──────── Available records
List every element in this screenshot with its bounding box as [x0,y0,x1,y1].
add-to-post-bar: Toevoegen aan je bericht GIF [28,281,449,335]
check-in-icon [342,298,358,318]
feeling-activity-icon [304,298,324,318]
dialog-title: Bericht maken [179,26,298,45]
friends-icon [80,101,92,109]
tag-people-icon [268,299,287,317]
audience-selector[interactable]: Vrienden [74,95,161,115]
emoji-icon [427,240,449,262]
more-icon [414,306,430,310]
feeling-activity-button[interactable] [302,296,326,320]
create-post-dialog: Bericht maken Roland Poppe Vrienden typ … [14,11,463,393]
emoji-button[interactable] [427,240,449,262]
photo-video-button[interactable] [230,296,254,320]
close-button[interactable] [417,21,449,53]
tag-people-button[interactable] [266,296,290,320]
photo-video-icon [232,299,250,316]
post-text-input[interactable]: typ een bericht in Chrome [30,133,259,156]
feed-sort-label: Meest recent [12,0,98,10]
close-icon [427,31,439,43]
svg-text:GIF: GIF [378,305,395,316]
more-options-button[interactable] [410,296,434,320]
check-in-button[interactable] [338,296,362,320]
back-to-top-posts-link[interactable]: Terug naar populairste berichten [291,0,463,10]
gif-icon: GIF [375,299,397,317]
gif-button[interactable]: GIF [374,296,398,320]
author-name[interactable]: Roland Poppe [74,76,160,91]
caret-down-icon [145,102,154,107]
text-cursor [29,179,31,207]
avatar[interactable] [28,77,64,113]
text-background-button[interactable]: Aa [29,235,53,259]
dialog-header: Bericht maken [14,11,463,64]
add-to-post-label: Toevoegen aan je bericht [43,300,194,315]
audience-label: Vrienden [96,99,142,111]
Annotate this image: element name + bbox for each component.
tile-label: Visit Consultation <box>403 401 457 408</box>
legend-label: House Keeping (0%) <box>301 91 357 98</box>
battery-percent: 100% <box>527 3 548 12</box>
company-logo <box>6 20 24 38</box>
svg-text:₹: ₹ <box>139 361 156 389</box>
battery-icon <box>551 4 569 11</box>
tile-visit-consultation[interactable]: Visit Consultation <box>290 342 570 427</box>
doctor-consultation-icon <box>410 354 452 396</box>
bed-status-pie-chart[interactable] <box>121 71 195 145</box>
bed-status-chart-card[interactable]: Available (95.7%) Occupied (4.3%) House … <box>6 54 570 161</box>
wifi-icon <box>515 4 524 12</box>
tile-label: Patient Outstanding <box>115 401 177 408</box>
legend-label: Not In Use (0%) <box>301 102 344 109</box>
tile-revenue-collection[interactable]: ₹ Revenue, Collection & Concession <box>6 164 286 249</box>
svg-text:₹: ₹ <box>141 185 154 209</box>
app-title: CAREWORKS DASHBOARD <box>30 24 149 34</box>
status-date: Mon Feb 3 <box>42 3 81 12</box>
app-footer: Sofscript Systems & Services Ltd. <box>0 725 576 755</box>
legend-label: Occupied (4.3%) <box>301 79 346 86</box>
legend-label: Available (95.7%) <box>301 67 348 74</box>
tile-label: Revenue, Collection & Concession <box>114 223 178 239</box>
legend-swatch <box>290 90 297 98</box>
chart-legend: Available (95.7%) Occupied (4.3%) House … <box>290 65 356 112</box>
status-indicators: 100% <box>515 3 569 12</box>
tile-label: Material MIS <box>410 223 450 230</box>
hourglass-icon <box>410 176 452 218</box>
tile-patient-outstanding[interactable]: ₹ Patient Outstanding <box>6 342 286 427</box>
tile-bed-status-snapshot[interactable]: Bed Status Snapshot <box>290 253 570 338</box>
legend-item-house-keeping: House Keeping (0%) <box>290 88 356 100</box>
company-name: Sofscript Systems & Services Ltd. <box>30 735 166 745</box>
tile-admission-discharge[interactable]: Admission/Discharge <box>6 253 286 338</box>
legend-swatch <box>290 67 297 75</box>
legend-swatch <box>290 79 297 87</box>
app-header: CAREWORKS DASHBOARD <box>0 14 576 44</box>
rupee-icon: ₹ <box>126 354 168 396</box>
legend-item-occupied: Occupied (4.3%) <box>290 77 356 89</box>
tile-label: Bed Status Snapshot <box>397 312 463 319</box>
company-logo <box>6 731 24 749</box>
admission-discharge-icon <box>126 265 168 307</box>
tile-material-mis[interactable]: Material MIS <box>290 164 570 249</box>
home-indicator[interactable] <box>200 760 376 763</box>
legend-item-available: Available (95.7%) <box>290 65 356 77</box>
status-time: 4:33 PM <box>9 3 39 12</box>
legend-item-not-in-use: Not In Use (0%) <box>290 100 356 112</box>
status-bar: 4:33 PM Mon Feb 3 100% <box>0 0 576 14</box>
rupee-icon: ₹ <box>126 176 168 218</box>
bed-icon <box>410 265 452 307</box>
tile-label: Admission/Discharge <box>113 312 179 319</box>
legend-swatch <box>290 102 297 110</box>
────────────────
◆ Exercise objective
Write out every line of the material above with no changes.

◆ Complete answer
List every element in this screenshot with its bounding box as [x0,y0,x1,y1].
add-to-post-bar: Toevoegen aan je bericht GIF [28,281,449,335]
check-in-icon [342,298,358,318]
feeling-activity-icon [304,298,324,318]
dialog-title: Bericht maken [179,26,298,45]
friends-icon [80,101,92,109]
tag-people-icon [268,299,287,317]
audience-selector[interactable]: Vrienden [74,95,161,115]
emoji-icon [427,240,449,262]
more-icon [414,306,430,310]
feeling-activity-button[interactable] [302,296,326,320]
create-post-dialog: Bericht maken Roland Poppe Vrienden typ … [14,11,463,393]
emoji-button[interactable] [427,240,449,262]
photo-video-button[interactable] [230,296,254,320]
close-button[interactable] [417,21,449,53]
tag-people-button[interactable] [266,296,290,320]
photo-video-icon [232,299,250,316]
post-text-input[interactable]: typ een bericht in Chrome [30,133,259,156]
feed-sort-label: Meest recent [12,0,98,10]
close-icon [427,31,439,43]
svg-text:GIF: GIF [378,305,395,316]
more-options-button[interactable] [410,296,434,320]
check-in-button[interactable] [338,296,362,320]
back-to-top-posts-link[interactable]: Terug naar populairste berichten [291,0,463,10]
gif-icon: GIF [375,299,397,317]
gif-button[interactable]: GIF [374,296,398,320]
author-name[interactable]: Roland Poppe [74,76,160,91]
caret-down-icon [145,102,154,107]
text-cursor [29,179,31,207]
avatar[interactable] [28,77,64,113]
text-background-button[interactable]: Aa [29,235,53,259]
dialog-header: Bericht maken [14,11,463,64]
add-to-post-label: Toevoegen aan je bericht [43,300,194,315]
audience-label: Vrienden [96,99,142,111]
Annotate this image: element name + bbox for each component.
tile-label: Visit Consultation <box>403 401 457 408</box>
legend-label: House Keeping (0%) <box>301 91 357 98</box>
battery-percent: 100% <box>527 3 548 12</box>
company-logo <box>6 20 24 38</box>
svg-text:₹: ₹ <box>139 361 156 389</box>
battery-icon <box>551 4 569 11</box>
tile-visit-consultation[interactable]: Visit Consultation <box>290 342 570 427</box>
doctor-consultation-icon <box>410 354 452 396</box>
bed-status-pie-chart[interactable] <box>121 71 195 145</box>
bed-status-chart-card[interactable]: Available (95.7%) Occupied (4.3%) House … <box>6 54 570 161</box>
wifi-icon <box>515 4 524 12</box>
tile-label: Patient Outstanding <box>115 401 177 408</box>
legend-label: Not In Use (0%) <box>301 102 344 109</box>
tile-revenue-collection[interactable]: ₹ Revenue, Collection & Concession <box>6 164 286 249</box>
svg-text:₹: ₹ <box>141 185 154 209</box>
app-title: CAREWORKS DASHBOARD <box>30 24 149 34</box>
status-date: Mon Feb 3 <box>42 3 81 12</box>
app-footer: Sofscript Systems & Services Ltd. <box>0 725 576 755</box>
legend-label: Occupied (4.3%) <box>301 79 346 86</box>
legend-label: Available (95.7%) <box>301 67 348 74</box>
tile-label: Revenue, Collection & Concession <box>114 223 178 239</box>
legend-swatch <box>290 90 297 98</box>
chart-legend: Available (95.7%) Occupied (4.3%) House … <box>290 65 356 112</box>
status-indicators: 100% <box>515 3 569 12</box>
tile-label: Material MIS <box>410 223 450 230</box>
hourglass-icon <box>410 176 452 218</box>
tile-patient-outstanding[interactable]: ₹ Patient Outstanding <box>6 342 286 427</box>
tile-bed-status-snapshot[interactable]: Bed Status Snapshot <box>290 253 570 338</box>
legend-item-house-keeping: House Keeping (0%) <box>290 88 356 100</box>
company-name: Sofscript Systems & Services Ltd. <box>30 735 166 745</box>
tile-admission-discharge[interactable]: Admission/Discharge <box>6 253 286 338</box>
legend-swatch <box>290 67 297 75</box>
legend-swatch <box>290 79 297 87</box>
app-header: CAREWORKS DASHBOARD <box>0 14 576 44</box>
rupee-icon: ₹ <box>126 354 168 396</box>
legend-item-occupied: Occupied (4.3%) <box>290 77 356 89</box>
tile-label: Bed Status Snapshot <box>397 312 463 319</box>
company-logo <box>6 731 24 749</box>
admission-discharge-icon <box>126 265 168 307</box>
tile-material-mis[interactable]: Material MIS <box>290 164 570 249</box>
home-indicator[interactable] <box>200 760 376 763</box>
legend-item-available: Available (95.7%) <box>290 65 356 77</box>
status-time: 4:33 PM <box>9 3 39 12</box>
legend-item-not-in-use: Not In Use (0%) <box>290 100 356 112</box>
status-bar: 4:33 PM Mon Feb 3 100% <box>0 0 576 14</box>
rupee-icon: ₹ <box>126 176 168 218</box>
bed-icon <box>410 265 452 307</box>
tile-label: Admission/Discharge <box>113 312 179 319</box>
legend-swatch <box>290 102 297 110</box>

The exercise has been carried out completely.